(Layout records)
- - - - - - -
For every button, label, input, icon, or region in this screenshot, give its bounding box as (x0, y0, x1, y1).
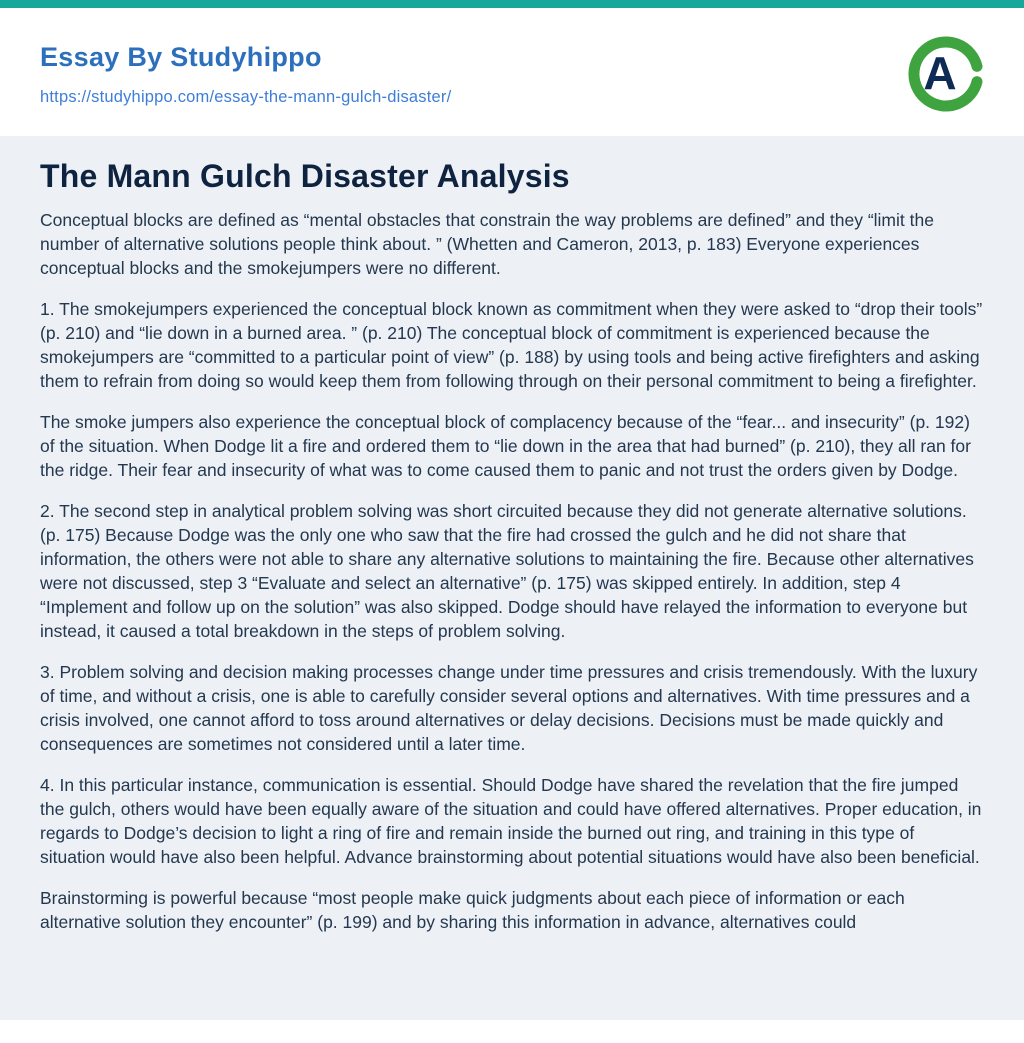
source-url-link[interactable]: https://studyhippo.com/essay-the-mann-gulch-disaster/ (40, 87, 452, 106)
article-paragraph-5: 3. Problem solving and decision making processes change under time pressures and crisis tremendously. With the luxury of time, and without a crisis, one is able to carefully consider several options and alternatives. With time pressures and a crisis involved, one cannot afford to toss around alternatives or delay decisions. Decisions must be made quickly and consequences are sometimes not considered until a later time. (40, 662, 978, 754)
top-accent-bar (0, 0, 1024, 8)
studyhippo-logo[interactable] (908, 36, 984, 112)
header-text-block (40, 42, 451, 107)
logo-letter: A (923, 47, 957, 99)
page-footer (0, 1020, 1024, 1043)
article-paragraph-4: 2. The second step in analytical problem solving was short circuited because they did not generate alternative solutions. (p. 175) Because Dodge was the only one who saw that the fire had crossed the gulch and he did not share that information, the others were not able to share any alternative solutions to maintaining the fire. Because other alternatives were not discussed, step 3 “Evaluate and select an alternative” (p. 175) was skipped entirely. In addition, step 4 “Implement and follow up on the solution” was also skipped. Dodge should have relayed the information to everyone but instead, it caused a total breakdown in the steps of problem solving. (40, 501, 974, 641)
site-title: Essay By Studyhippo (40, 41, 322, 72)
article-paragraph-2: 1. The smokejumpers experienced the conceptual block known as commitment when they were asked to “drop their tools” (p. 210) and “lie down in a burned area. ” (p. 210) The conceptual block of commitment is experienced because the smokejumpers are “committed to a particular point of view” (p. 188) by using tools and being active firefighters and asking them to refrain from doing so would keep them from following through on their personal commitment to being a firefighter. (40, 299, 983, 391)
article-paragraph-7: Brainstorming is powerful because “most people make quick judgments about each piece of information or each alternative solution they encounter” (p. 199) and by sharing this information in advance, alternatives could (40, 888, 905, 932)
article-title: The Mann Gulch Disaster Analysis (40, 158, 570, 194)
article-paragraph-6: 4. In this particular instance, communication is essential. Should Dodge have shared the revelation that the fire jumped the gulch, others would have been equally aware of the situation and could have offered alternatives. Proper education, in regards to Dodge’s decision to light a ring of fire and remain inside the burned out ring, and training in this type of situation would have also been helpful. Advance brainstorming about potential situations would have also been beneficial. (40, 775, 982, 867)
page-header (0, 8, 1024, 136)
article-content (0, 136, 1024, 1020)
article-paragraph-3: The smoke jumpers also experience the conceptual block of complacency because of the “fear... and insecurity” (p. 192) of the situation. When Dodge lit a fire and ordered them to “lie down in the area that had burned” (p. 210), they all ran for the ridge. Their fear and insecurity of what was to come caused them to panic and not trust the orders given by Dodge. (40, 412, 971, 480)
article-paragraph-1: Conceptual blocks are defined as “mental obstacles that constrain the way problems are defined” and they “limit the number of alternative solutions people think about. ” (Whetten and Cameron, 2013, p. 183) Everyone experiences conceptual blocks and the smokejumpers were no different. (40, 210, 934, 278)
- - - - - - -
# Work to do:
Please render the entries above as a JSON list of strings, one string per line, with blank lines skipped and the pictures left out.

# Written solution:
[
  "For every button, label, input, icon, or region in this screenshot, give its bounding box as (x0, y0, x1, y1).",
  "source-url-link[interactable]: https://studyhippo.com/essay-the-mann-gulch-disaster/ (40, 87, 452, 106)",
  "article-paragraph-5: 3. Problem solving and decision making processes change under time pressures and crisis tremendously. With the luxury of time, and without a crisis, one is able to carefully consider several options and alternatives. With time pressures and a crisis involved, one cannot afford to toss around alternatives or delay decisions. Decisions must be made quickly and consequences are sometimes not considered until a later time. (40, 662, 978, 754)",
  "top-accent-bar (0, 0, 1024, 8)",
  "studyhippo-logo[interactable] (908, 36, 984, 112)",
  "header-text-block (40, 42, 451, 107)",
  "logo-letter: A (923, 47, 957, 99)",
  "page-footer (0, 1020, 1024, 1043)",
  "article-paragraph-4: 2. The second step in analytical problem solving was short circuited because they did not generate alternative solutions. (p. 175) Because Dodge was the only one who saw that the fire had crossed the gulch and he did not share that information, the others were not able to share any alternative solutions to maintaining the fire. Because other alternatives were not discussed, step 3 “Evaluate and select an alternative” (p. 175) was skipped entirely. In addition, step 4 “Implement and follow up on the solution” was also skipped. Dodge should have relayed the information to everyone but instead, it caused a total breakdown in the steps of problem solving. (40, 501, 974, 641)",
  "site-title: Essay By Studyhippo (40, 41, 322, 72)",
  "article-paragraph-2: 1. The smokejumpers experienced the conceptual block known as commitment when they were asked to “drop their tools” (p. 210) and “lie down in a burned area. ” (p. 210) The conceptual block of commitment is experienced because the smokejumpers are “committed to a particular point of view” (p. 188) by using tools and being active firefighters and asking them to refrain from doing so would keep them from following through on their personal commitment to being a firefighter. (40, 299, 983, 391)",
  "article-paragraph-7: Brainstorming is powerful because “most people make quick judgments about each piece of information or each alternative solution they encounter” (p. 199) and by sharing this information in advance, alternatives could (40, 888, 905, 932)",
  "article-title: The Mann Gulch Disaster Analysis (40, 158, 570, 194)",
  "article-paragraph-6: 4. In this particular instance, communication is essential. Should Dodge have shared the revelation that the fire jumped the gulch, others would have been equally aware of the situation and could have offered alternatives. Proper education, in regards to Dodge’s decision to light a ring of fire and remain inside the burned out ring, and training in this type of situation would have also been helpful. Advance brainstorming about potential situations would have also been beneficial. (40, 775, 982, 867)",
  "page-header (0, 8, 1024, 136)",
  "article-content (0, 136, 1024, 1020)",
  "article-paragraph-3: The smoke jumpers also experience the conceptual block of complacency because of the “fear... and insecurity” (p. 192) of the situation. When Dodge lit a fire and ordered them to “lie down in the area that had burned” (p. 210), they all ran for the ridge. Their fear and insecurity of what was to come caused them to panic and not trust the orders given by Dodge. (40, 412, 971, 480)",
  "article-paragraph-1: Conceptual blocks are defined as “mental obstacles that constrain the way problems are defined” and they “limit the number of alternative solutions people think about. ” (Whetten and Cameron, 2013, p. 183) Everyone experiences conceptual blocks and the smokejumpers were no different. (40, 210, 934, 278)"
]